● Problem:
Give the number of lines in the data that hold the string "nanum". Nothing else is needed.

● Record extracts:

━━━━

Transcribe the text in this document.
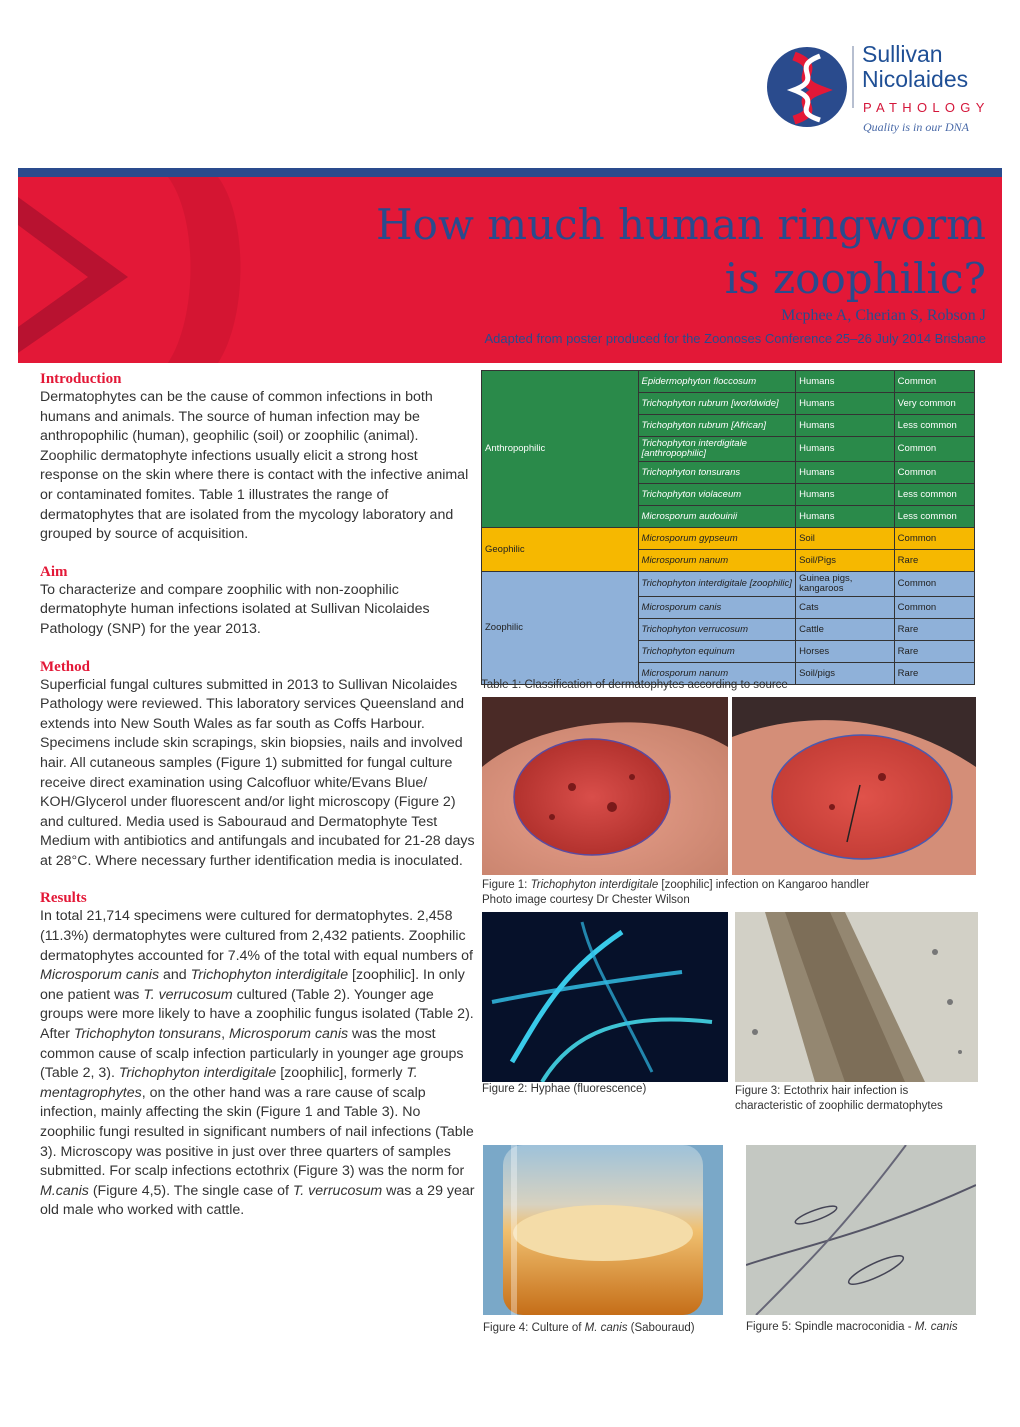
Sullivan
Nicolaides
PATHOLOGY
Quality is in our DNA
How much human ringworm
is zoophilic?
Mcphee A, Cherian S, Robson J
Adapted from poster produced for the Zoonoses Conference 25–26 July 2014 Brisbane
Introduction

Dermatophytes can be the cause of common infections in both humans and animals. The source of human infection may be anthropophilic (human), geophilic (soil) or zoophilic (animal). Zoophilic dermatophyte infections usually elicit a strong host response on the skin where there is contact with the infective animal or contaminated fomites. Table 1 illustrates the range of dermatophytes that are isolated from the mycology laboratory and grouped by source of acquisition.

Aim

To characterize and compare zoophilic with non-zoophilic dermatophyte human infections isolated at Sullivan Nicolaides Pathology (SNP) for the year 2013.

Method

Superficial fungal cultures submitted in 2013 to Sullivan Nicolaides Pathology were reviewed. This laboratory services Queensland and extends into New South Wales as far south as Coffs Harbour. Specimens include skin scrapings, skin biopsies, nails and involved hair. All cutaneous samples (Figure 1) submitted for fungal culture receive direct examination using Calcofluor white/Evans Blue/ KOH/Glycerol under fluorescent and/or light microscopy (Figure 2) and cultured. Media used is Sabouraud and Dermatophyte Test Medium with antibiotics and antifungals and incubated for 21-28 days at 28°C. Where necessary further identification media is inoculated.

Results

In total 21,714 specimens were cultured for dermatophytes. 2,458 (11.3%) dermatophytes were cultured from 2,432 patients. Zoophilic dermatophytes accounted for 7.4% of the total with equal numbers of Microsporum canis and Trichophyton interdigitale [zoophilic]. In only one patient was T. verrucosum cultured (Table 2). Younger age groups were more likely to have a zoophilic fungus isolated (Table 2). After Trichophyton tonsurans, Microsporum canis was the most common cause of scalp infection particularly in younger age groups (Table 2, 3). Trichophyton interdigitale [zoophilic], formerly T. mentagrophytes, on the other hand was a rare cause of scalp infection, mainly affecting the skin (Figure 1 and Table 3). No zoophilic fungi resulted in significant numbers of nail infections (Table 3). Microscopy was positive in just over three quarters of samples submitted. For scalp infections ectothrix (Figure 3) was the norm for M.canis (Figure 4,5). The single case of T. verrucosum was a 29 year old male who worked with cattle.

Anthropophilic	Epidermophyton floccosum	Humans	Common
	Trichophyton rubrum [worldwide]	Humans	Very common
	Trichophyton rubrum [African]	Humans	Less common
	Trichophyton interdigitale [anthropophilic]	Humans	Common
	Trichophyton tonsurans	Humans	Common
	Trichophyton violaceum	Humans	Less common
	Microsporum audouinii	Humans	Less common
Geophilic	Microsporum gypseum	Soil	Common
	Microsporum nanum	Soil/Pigs	Rare
Zoophilic	Trichophyton interdigitale [zoophilic]	Guinea pigs, kangaroos	Common
	Microsporum canis	Cats	Common
	Trichophyton verrucosum	Cattle	Rare
	Trichophyton equinum	Horses	Rare
	Microsporum nanum	Soil/pigs	Rare
Table 1: Classification of dermatophytes according to source
Figure 1: Trichophyton interdigitale [zoophilic] infection on Kangaroo handler
Photo image courtesy Dr Chester Wilson
Figure 2: Hyphae (fluorescence)	Figure 3: Ectothrix hair infection is characteristic of zoophilic dermatophytes
Figure 4: Culture of M. canis (Sabouraud)	Figure 5: Spindle macroconidia - M. canis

━━━━

● Solution to this task:
2